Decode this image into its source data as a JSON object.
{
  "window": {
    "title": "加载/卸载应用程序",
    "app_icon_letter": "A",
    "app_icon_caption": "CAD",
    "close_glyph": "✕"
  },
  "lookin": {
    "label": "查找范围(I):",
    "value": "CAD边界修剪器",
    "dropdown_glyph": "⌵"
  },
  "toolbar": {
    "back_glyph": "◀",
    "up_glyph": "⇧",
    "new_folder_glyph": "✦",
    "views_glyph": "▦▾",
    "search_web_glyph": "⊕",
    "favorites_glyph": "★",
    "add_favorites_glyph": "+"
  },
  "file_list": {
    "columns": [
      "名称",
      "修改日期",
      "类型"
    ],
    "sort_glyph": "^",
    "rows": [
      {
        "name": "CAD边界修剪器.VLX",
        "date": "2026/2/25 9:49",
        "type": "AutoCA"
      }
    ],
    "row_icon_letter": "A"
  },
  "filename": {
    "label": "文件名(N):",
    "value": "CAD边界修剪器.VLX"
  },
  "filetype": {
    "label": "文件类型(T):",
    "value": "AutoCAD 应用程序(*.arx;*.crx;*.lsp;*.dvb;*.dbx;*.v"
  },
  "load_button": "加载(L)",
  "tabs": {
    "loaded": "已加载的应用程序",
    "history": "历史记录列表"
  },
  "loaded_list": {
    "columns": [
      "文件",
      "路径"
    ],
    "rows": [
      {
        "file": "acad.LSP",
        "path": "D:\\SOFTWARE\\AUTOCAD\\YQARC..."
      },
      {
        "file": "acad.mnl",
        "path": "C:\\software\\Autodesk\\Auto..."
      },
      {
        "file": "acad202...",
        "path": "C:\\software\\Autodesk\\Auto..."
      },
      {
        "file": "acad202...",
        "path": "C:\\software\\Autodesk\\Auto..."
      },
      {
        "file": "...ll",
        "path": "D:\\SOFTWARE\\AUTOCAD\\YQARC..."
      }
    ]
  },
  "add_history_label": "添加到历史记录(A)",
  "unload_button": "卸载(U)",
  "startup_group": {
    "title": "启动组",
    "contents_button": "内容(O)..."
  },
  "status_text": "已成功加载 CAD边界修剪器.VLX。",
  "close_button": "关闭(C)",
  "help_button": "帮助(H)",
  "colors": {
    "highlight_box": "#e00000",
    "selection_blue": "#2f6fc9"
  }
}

* **Given task**
Copy all the records above precisely.

* **Task output**
Decode this image into its source data as a JSON object.
{
  "window": {
    "title": "加载/卸载应用程序",
    "app_icon_letter": "A",
    "app_icon_caption": "CAD",
    "close_glyph": "✕"
  },
  "lookin": {
    "label": "查找范围(I):",
    "value": "CAD边界修剪器",
    "dropdown_glyph": "⌵"
  },
  "toolbar": {
    "back_glyph": "◀",
    "up_glyph": "⇧",
    "new_folder_glyph": "✦",
    "views_glyph": "▦▾",
    "search_web_glyph": "⊕",
    "favorites_glyph": "★",
    "add_favorites_glyph": "+"
  },
  "file_list": {
    "columns": [
      "名称",
      "修改日期",
      "类型"
    ],
    "sort_glyph": "^",
    "rows": [
      {
        "name": "CAD边界修剪器.VLX",
        "date": "2026/2/25 9:49",
        "type": "AutoCA"
      }
    ],
    "row_icon_letter": "A"
  },
  "filename": {
    "label": "文件名(N):",
    "value": "CAD边界修剪器.VLX"
  },
  "filetype": {
    "label": "文件类型(T):",
    "value": "AutoCAD 应用程序(*.arx;*.crx;*.lsp;*.dvb;*.dbx;*.v"
  },
  "load_button": "加载(L)",
  "tabs": {
    "loaded": "已加载的应用程序",
    "history": "历史记录列表"
  },
  "loaded_list": {
    "columns": [
      "文件",
      "路径"
    ],
    "rows": [
      {
        "file": "acad.LSP",
        "path": "D:\\SOFTWARE\\AUTOCAD\\YQARC..."
      },
      {
        "file": "acad.mnl",
        "path": "C:\\software\\Autodesk\\Auto..."
      },
      {
        "file": "acad202...",
        "path": "C:\\software\\Autodesk\\Auto..."
      },
      {
        "file": "acad202...",
        "path": "C:\\software\\Autodesk\\Auto..."
      },
      {
        "file": "...ll",
        "path": "D:\\SOFTWARE\\AUTOCAD\\YQARC..."
      }
    ]
  },
  "add_history_label": "添加到历史记录(A)",
  "unload_button": "卸载(U)",
  "startup_group": {
    "title": "启动组",
    "contents_button": "内容(O)..."
  },
  "status_text": "已成功加载 CAD边界修剪器.VLX。",
  "close_button": "关闭(C)",
  "help_button": "帮助(H)",
  "colors": {
    "highlight_box": "#e00000",
    "selection_blue": "#2f6fc9"
  }
}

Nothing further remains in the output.